▶ **Challenge**: Copy out the entries exactly, from the first line to the last.

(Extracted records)
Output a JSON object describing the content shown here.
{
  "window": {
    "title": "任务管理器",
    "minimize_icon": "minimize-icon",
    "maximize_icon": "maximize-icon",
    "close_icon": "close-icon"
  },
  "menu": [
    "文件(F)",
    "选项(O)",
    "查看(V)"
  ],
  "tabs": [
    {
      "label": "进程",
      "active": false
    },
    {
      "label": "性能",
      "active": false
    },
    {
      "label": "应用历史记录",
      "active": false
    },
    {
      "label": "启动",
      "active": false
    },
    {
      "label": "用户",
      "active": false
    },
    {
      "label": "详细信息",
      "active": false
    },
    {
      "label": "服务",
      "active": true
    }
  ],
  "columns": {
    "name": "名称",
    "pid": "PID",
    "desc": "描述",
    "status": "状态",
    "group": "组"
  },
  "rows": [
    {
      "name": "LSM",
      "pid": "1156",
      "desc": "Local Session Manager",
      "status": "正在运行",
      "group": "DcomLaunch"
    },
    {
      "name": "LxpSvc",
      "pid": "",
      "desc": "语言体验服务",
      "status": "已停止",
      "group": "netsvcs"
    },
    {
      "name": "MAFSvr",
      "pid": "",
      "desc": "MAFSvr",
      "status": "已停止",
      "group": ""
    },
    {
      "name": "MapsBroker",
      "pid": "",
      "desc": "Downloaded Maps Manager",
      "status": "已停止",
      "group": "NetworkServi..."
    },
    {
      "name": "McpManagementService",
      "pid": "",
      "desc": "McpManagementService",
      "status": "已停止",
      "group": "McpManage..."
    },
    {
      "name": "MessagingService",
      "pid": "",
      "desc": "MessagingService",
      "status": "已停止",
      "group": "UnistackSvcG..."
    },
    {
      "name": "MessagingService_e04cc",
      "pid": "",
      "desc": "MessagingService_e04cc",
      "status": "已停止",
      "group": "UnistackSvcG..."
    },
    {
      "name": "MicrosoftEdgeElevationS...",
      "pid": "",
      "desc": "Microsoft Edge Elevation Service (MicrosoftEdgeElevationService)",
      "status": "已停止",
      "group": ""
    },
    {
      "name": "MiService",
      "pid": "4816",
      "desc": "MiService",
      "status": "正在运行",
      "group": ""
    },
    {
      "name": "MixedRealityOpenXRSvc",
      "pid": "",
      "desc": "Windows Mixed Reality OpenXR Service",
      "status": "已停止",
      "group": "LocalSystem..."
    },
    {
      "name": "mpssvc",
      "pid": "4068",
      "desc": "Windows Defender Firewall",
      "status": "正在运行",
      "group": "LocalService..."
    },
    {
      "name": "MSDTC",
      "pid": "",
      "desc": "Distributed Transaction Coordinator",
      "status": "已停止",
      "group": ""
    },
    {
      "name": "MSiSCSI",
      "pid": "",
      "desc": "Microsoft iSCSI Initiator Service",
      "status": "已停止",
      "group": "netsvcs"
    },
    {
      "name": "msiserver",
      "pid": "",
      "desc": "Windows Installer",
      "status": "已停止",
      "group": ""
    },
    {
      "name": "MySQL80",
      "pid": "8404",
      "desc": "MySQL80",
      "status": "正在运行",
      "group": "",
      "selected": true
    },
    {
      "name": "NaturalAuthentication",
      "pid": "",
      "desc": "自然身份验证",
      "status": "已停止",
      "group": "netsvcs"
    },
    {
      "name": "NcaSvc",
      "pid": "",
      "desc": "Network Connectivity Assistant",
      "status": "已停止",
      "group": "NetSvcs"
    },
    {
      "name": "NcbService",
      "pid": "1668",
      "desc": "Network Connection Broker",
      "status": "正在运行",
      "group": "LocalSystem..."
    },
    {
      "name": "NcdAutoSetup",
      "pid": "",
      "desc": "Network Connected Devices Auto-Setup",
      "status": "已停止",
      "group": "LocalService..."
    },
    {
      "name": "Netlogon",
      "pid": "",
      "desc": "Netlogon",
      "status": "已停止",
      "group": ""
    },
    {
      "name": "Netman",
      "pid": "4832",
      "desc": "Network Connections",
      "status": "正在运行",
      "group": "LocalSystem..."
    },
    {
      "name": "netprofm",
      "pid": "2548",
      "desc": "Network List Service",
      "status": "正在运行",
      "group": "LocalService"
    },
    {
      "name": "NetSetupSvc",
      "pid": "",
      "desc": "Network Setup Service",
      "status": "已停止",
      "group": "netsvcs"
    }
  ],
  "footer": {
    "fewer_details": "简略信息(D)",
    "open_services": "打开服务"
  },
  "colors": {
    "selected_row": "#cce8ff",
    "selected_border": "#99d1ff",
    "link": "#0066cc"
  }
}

▶ **Task result**:
Output a JSON object describing the content shown here.
{
  "window": {
    "title": "任务管理器",
    "minimize_icon": "minimize-icon",
    "maximize_icon": "maximize-icon",
    "close_icon": "close-icon"
  },
  "menu": [
    "文件(F)",
    "选项(O)",
    "查看(V)"
  ],
  "tabs": [
    {
      "label": "进程",
      "active": false
    },
    {
      "label": "性能",
      "active": false
    },
    {
      "label": "应用历史记录",
      "active": false
    },
    {
      "label": "启动",
      "active": false
    },
    {
      "label": "用户",
      "active": false
    },
    {
      "label": "详细信息",
      "active": false
    },
    {
      "label": "服务",
      "active": true
    }
  ],
  "columns": {
    "name": "名称",
    "pid": "PID",
    "desc": "描述",
    "status": "状态",
    "group": "组"
  },
  "rows": [
    {
      "name": "LSM",
      "pid": "1156",
      "desc": "Local Session Manager",
      "status": "正在运行",
      "group": "DcomLaunch"
    },
    {
      "name": "LxpSvc",
      "pid": "",
      "desc": "语言体验服务",
      "status": "已停止",
      "group": "netsvcs"
    },
    {
      "name": "MAFSvr",
      "pid": "",
      "desc": "MAFSvr",
      "status": "已停止",
      "group": ""
    },
    {
      "name": "MapsBroker",
      "pid": "",
      "desc": "Downloaded Maps Manager",
      "status": "已停止",
      "group": "NetworkServi..."
    },
    {
      "name": "McpManagementService",
      "pid": "",
      "desc": "McpManagementService",
      "status": "已停止",
      "group": "McpManage..."
    },
    {
      "name": "MessagingService",
      "pid": "",
      "desc": "MessagingService",
      "status": "已停止",
      "group": "UnistackSvcG..."
    },
    {
      "name": "MessagingService_e04cc",
      "pid": "",
      "desc": "MessagingService_e04cc",
      "status": "已停止",
      "group": "UnistackSvcG..."
    },
    {
      "name": "MicrosoftEdgeElevationS...",
      "pid": "",
      "desc": "Microsoft Edge Elevation Service (MicrosoftEdgeElevationService)",
      "status": "已停止",
      "group": ""
    },
    {
      "name": "MiService",
      "pid": "4816",
      "desc": "MiService",
      "status": "正在运行",
      "group": ""
    },
    {
      "name": "MixedRealityOpenXRSvc",
      "pid": "",
      "desc": "Windows Mixed Reality OpenXR Service",
      "status": "已停止",
      "group": "LocalSystem..."
    },
    {
      "name": "mpssvc",
      "pid": "4068",
      "desc": "Windows Defender Firewall",
      "status": "正在运行",
      "group": "LocalService..."
    },
    {
      "name": "MSDTC",
      "pid": "",
      "desc": "Distributed Transaction Coordinator",
      "status": "已停止",
      "group": ""
    },
    {
      "name": "MSiSCSI",
      "pid": "",
      "desc": "Microsoft iSCSI Initiator Service",
      "status": "已停止",
      "group": "netsvcs"
    },
    {
      "name": "msiserver",
      "pid": "",
      "desc": "Windows Installer",
      "status": "已停止",
      "group": ""
    },
    {
      "name": "MySQL80",
      "pid": "8404",
      "desc": "MySQL80",
      "status": "正在运行",
      "group": "",
      "selected": true
    },
    {
      "name": "NaturalAuthentication",
      "pid": "",
      "desc": "自然身份验证",
      "status": "已停止",
      "group": "netsvcs"
    },
    {
      "name": "NcaSvc",
      "pid": "",
      "desc": "Network Connectivity Assistant",
      "status": "已停止",
      "group": "NetSvcs"
    },
    {
      "name": "NcbService",
      "pid": "1668",
      "desc": "Network Connection Broker",
      "status": "正在运行",
      "group": "LocalSystem..."
    },
    {
      "name": "NcdAutoSetup",
      "pid": "",
      "desc": "Network Connected Devices Auto-Setup",
      "status": "已停止",
      "group": "LocalService..."
    },
    {
      "name": "Netlogon",
      "pid": "",
      "desc": "Netlogon",
      "status": "已停止",
      "group": ""
    },
    {
      "name": "Netman",
      "pid": "4832",
      "desc": "Network Connections",
      "status": "正在运行",
      "group": "LocalSystem..."
    },
    {
      "name": "netprofm",
      "pid": "2548",
      "desc": "Network List Service",
      "status": "正在运行",
      "group": "LocalService"
    },
    {
      "name": "NetSetupSvc",
      "pid": "",
      "desc": "Network Setup Service",
      "status": "已停止",
      "group": "netsvcs"
    }
  ],
  "footer": {
    "fewer_details": "简略信息(D)",
    "open_services": "打开服务"
  },
  "colors": {
    "selected_row": "#cce8ff",
    "selected_border": "#99d1ff",
    "link": "#0066cc"
  }
}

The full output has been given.